Task description ::
In the entries below, filter for the word "active" and copy every matching line.

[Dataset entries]
────
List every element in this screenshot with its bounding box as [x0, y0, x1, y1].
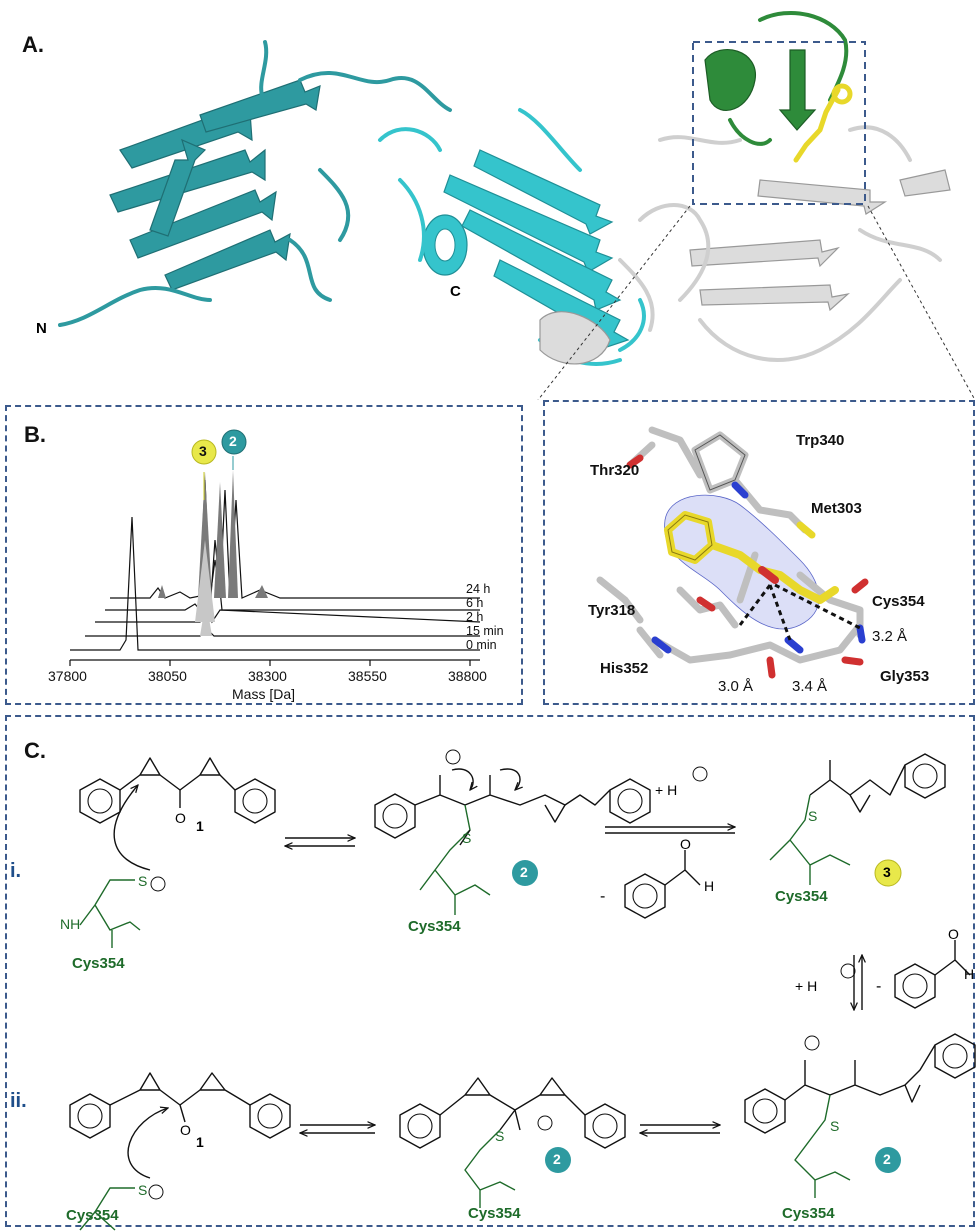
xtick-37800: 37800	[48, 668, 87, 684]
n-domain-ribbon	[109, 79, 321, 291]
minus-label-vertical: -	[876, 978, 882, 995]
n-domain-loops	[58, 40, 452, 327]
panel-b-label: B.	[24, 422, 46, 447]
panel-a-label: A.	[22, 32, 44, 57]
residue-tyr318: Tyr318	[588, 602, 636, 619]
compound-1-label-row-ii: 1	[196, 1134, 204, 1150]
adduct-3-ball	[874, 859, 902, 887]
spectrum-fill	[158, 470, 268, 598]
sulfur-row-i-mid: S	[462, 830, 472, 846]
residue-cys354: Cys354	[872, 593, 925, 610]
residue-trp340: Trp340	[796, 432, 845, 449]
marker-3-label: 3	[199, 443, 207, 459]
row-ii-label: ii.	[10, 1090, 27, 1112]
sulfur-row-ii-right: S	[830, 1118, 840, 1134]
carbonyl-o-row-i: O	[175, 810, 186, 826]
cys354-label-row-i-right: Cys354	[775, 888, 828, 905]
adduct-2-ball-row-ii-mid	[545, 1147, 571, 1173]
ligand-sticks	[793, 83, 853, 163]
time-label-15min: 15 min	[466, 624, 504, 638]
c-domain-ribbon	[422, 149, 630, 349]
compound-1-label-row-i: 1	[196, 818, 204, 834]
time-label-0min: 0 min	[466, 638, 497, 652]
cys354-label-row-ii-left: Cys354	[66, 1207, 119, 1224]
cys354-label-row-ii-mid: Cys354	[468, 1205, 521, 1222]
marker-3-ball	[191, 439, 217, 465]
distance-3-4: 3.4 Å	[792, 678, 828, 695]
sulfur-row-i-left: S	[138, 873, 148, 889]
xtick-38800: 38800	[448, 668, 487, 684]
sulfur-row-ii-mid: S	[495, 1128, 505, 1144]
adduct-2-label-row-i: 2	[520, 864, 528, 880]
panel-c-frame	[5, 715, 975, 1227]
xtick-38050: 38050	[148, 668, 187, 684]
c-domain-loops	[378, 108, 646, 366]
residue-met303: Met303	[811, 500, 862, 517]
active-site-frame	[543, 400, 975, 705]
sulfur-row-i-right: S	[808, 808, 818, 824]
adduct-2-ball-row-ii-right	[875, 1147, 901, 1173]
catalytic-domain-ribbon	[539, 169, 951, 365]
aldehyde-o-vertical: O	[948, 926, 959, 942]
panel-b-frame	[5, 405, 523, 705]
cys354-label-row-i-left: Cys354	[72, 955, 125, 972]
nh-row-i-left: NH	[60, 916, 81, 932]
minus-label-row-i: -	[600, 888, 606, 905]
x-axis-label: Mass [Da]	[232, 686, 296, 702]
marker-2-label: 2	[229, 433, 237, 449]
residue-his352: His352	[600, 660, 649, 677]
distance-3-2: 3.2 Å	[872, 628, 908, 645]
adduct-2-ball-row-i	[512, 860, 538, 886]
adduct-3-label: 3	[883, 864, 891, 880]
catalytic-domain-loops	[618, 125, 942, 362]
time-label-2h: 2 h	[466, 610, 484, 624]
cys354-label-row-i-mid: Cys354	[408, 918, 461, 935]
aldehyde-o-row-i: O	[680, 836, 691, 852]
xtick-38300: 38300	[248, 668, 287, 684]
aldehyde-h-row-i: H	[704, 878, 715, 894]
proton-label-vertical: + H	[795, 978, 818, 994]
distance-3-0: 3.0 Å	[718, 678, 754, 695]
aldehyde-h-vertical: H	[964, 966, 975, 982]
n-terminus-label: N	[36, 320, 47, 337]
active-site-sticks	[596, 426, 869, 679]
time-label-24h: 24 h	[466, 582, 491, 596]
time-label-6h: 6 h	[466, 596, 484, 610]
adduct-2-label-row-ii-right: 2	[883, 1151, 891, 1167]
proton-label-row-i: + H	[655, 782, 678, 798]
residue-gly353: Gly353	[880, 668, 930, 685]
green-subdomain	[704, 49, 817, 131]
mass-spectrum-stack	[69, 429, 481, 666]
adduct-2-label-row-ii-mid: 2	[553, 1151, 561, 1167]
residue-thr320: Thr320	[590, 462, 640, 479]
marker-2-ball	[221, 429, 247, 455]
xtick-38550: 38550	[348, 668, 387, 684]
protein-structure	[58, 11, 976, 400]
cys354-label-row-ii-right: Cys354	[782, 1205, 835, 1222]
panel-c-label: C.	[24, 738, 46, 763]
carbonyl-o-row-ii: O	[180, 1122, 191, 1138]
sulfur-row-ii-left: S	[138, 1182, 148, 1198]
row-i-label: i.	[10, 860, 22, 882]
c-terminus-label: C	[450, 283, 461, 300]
────
Solution to this exercise ::
active-site-frame	[543, 400, 975, 705]
active-site-sticks	[596, 426, 869, 679]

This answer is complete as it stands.